Material for the task ->

########

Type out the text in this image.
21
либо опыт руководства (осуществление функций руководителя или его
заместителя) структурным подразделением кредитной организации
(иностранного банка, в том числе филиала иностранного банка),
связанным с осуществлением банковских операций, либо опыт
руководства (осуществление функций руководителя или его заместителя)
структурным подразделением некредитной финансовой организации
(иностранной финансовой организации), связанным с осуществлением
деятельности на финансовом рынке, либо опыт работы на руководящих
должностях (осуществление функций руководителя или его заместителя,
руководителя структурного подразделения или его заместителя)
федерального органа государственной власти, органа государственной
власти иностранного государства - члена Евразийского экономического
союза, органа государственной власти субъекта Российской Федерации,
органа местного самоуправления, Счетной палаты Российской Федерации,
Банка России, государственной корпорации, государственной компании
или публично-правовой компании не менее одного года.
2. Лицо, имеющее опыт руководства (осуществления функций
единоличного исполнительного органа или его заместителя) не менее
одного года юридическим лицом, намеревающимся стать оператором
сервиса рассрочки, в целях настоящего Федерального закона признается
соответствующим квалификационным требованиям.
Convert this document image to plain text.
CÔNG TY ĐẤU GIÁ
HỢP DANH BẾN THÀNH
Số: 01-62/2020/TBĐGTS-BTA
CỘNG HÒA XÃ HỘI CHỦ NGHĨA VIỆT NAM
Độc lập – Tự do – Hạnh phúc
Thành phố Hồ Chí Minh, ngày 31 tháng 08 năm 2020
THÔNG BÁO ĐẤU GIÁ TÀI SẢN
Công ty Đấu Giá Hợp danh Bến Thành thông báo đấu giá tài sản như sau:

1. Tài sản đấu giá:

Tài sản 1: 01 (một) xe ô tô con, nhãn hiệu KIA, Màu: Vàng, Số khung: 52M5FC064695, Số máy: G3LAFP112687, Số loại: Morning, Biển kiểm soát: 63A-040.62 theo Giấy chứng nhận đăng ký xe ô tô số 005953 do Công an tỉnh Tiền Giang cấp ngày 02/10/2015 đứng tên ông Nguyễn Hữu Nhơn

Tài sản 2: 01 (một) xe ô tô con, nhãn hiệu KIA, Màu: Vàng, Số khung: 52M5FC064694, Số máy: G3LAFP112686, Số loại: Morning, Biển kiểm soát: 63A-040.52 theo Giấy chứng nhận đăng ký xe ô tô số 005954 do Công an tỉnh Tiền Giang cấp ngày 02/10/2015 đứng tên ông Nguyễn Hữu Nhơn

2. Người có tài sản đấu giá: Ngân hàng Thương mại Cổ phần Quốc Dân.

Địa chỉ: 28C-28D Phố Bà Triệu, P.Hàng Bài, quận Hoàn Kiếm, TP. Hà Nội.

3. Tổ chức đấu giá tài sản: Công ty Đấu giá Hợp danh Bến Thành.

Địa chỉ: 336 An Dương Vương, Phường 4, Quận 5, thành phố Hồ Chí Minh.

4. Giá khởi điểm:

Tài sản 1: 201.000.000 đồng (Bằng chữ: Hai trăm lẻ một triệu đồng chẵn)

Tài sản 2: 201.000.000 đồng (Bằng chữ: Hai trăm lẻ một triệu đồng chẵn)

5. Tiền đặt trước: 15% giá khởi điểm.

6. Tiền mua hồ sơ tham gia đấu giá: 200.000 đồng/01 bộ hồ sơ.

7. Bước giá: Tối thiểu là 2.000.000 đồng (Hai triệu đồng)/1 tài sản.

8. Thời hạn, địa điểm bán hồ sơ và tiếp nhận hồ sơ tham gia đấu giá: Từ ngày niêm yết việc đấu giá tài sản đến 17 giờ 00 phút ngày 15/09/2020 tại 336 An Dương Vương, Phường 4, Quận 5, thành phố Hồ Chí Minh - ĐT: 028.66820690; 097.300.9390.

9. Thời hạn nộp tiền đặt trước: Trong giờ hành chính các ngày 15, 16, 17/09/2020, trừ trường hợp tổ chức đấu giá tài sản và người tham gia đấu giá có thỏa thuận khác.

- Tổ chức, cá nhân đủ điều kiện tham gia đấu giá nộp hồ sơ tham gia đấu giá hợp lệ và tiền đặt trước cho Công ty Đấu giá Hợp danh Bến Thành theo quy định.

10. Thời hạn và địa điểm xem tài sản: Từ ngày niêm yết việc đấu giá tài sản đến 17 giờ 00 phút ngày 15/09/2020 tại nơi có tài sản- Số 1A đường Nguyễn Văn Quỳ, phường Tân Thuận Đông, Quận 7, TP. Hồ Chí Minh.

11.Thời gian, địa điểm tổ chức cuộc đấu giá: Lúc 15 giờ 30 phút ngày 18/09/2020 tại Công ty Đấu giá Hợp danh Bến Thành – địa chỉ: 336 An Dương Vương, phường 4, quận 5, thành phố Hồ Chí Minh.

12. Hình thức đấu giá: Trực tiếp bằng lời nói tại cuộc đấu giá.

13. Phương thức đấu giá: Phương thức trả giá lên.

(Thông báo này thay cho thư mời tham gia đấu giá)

########

Goal ->
Please restate the whole listing word for word.

The reply ->
Type out the text in this image.
21
либо опыт руководства (осуществление функций руководителя или его
заместителя) структурным подразделением кредитной организации
(иностранного банка, в том числе филиала иностранного банка),
связанным с осуществлением банковских операций, либо опыт
руководства (осуществление функций руководителя или его заместителя)
структурным подразделением некредитной финансовой организации
(иностранной финансовой организации), связанным с осуществлением
деятельности на финансовом рынке, либо опыт работы на руководящих
должностях (осуществление функций руководителя или его заместителя,
руководителя структурного подразделения или его заместителя)
федерального органа государственной власти, органа государственной
власти иностранного государства - члена Евразийского экономического
союза, органа государственной власти субъекта Российской Федерации,
органа местного самоуправления, Счетной палаты Российской Федерации,
Банка России, государственной корпорации, государственной компании
или публично-правовой компании не менее одного года.
2. Лицо, имеющее опыт руководства (осуществления функций
единоличного исполнительного органа или его заместителя) не менее
одного года юридическим лицом, намеревающимся стать оператором
сервиса рассрочки, в целях настоящего Федерального закона признается
соответствующим квалификационным требованиям.
Convert this document image to plain text.
CÔNG TY ĐẤU GIÁ
HỢP DANH BẾN THÀNH
Số: 01-62/2020/TBĐGTS-BTA
CỘNG HÒA XÃ HỘI CHỦ NGHĨA VIỆT NAM
Độc lập – Tự do – Hạnh phúc
Thành phố Hồ Chí Minh, ngày 31 tháng 08 năm 2020
THÔNG BÁO ĐẤU GIÁ TÀI SẢN
Công ty Đấu Giá Hợp danh Bến Thành thông báo đấu giá tài sản như sau:

1. Tài sản đấu giá:

Tài sản 1: 01 (một) xe ô tô con, nhãn hiệu KIA, Màu: Vàng, Số khung: 52M5FC064695, Số máy: G3LAFP112687, Số loại: Morning, Biển kiểm soát: 63A-040.62 theo Giấy chứng nhận đăng ký xe ô tô số 005953 do Công an tỉnh Tiền Giang cấp ngày 02/10/2015 đứng tên ông Nguyễn Hữu Nhơn

Tài sản 2: 01 (một) xe ô tô con, nhãn hiệu KIA, Màu: Vàng, Số khung: 52M5FC064694, Số máy: G3LAFP112686, Số loại: Morning, Biển kiểm soát: 63A-040.52 theo Giấy chứng nhận đăng ký xe ô tô số 005954 do Công an tỉnh Tiền Giang cấp ngày 02/10/2015 đứng tên ông Nguyễn Hữu Nhơn

2. Người có tài sản đấu giá: Ngân hàng Thương mại Cổ phần Quốc Dân.

Địa chỉ: 28C-28D Phố Bà Triệu, P.Hàng Bài, quận Hoàn Kiếm, TP. Hà Nội.

3. Tổ chức đấu giá tài sản: Công ty Đấu giá Hợp danh Bến Thành.

Địa chỉ: 336 An Dương Vương, Phường 4, Quận 5, thành phố Hồ Chí Minh.

4. Giá khởi điểm:

Tài sản 1: 201.000.000 đồng (Bằng chữ: Hai trăm lẻ một triệu đồng chẵn)

Tài sản 2: 201.000.000 đồng (Bằng chữ: Hai trăm lẻ một triệu đồng chẵn)

5. Tiền đặt trước: 15% giá khởi điểm.

6. Tiền mua hồ sơ tham gia đấu giá: 200.000 đồng/01 bộ hồ sơ.

7. Bước giá: Tối thiểu là 2.000.000 đồng (Hai triệu đồng)/1 tài sản.

8. Thời hạn, địa điểm bán hồ sơ và tiếp nhận hồ sơ tham gia đấu giá: Từ ngày niêm yết việc đấu giá tài sản đến 17 giờ 00 phút ngày 15/09/2020 tại 336 An Dương Vương, Phường 4, Quận 5, thành phố Hồ Chí Minh - ĐT: 028.66820690; 097.300.9390.

9. Thời hạn nộp tiền đặt trước: Trong giờ hành chính các ngày 15, 16, 17/09/2020, trừ trường hợp tổ chức đấu giá tài sản và người tham gia đấu giá có thỏa thuận khác.

- Tổ chức, cá nhân đủ điều kiện tham gia đấu giá nộp hồ sơ tham gia đấu giá hợp lệ và tiền đặt trước cho Công ty Đấu giá Hợp danh Bến Thành theo quy định.

10. Thời hạn và địa điểm xem tài sản: Từ ngày niêm yết việc đấu giá tài sản đến 17 giờ 00 phút ngày 15/09/2020 tại nơi có tài sản- Số 1A đường Nguyễn Văn Quỳ, phường Tân Thuận Đông, Quận 7, TP. Hồ Chí Minh.

11.Thời gian, địa điểm tổ chức cuộc đấu giá: Lúc 15 giờ 30 phút ngày 18/09/2020 tại Công ty Đấu giá Hợp danh Bến Thành – địa chỉ: 336 An Dương Vương, phường 4, quận 5, thành phố Hồ Chí Minh.

12. Hình thức đấu giá: Trực tiếp bằng lời nói tại cuộc đấu giá.

13. Phương thức đấu giá: Phương thức trả giá lên.

(Thông báo này thay cho thư mời tham gia đấu giá)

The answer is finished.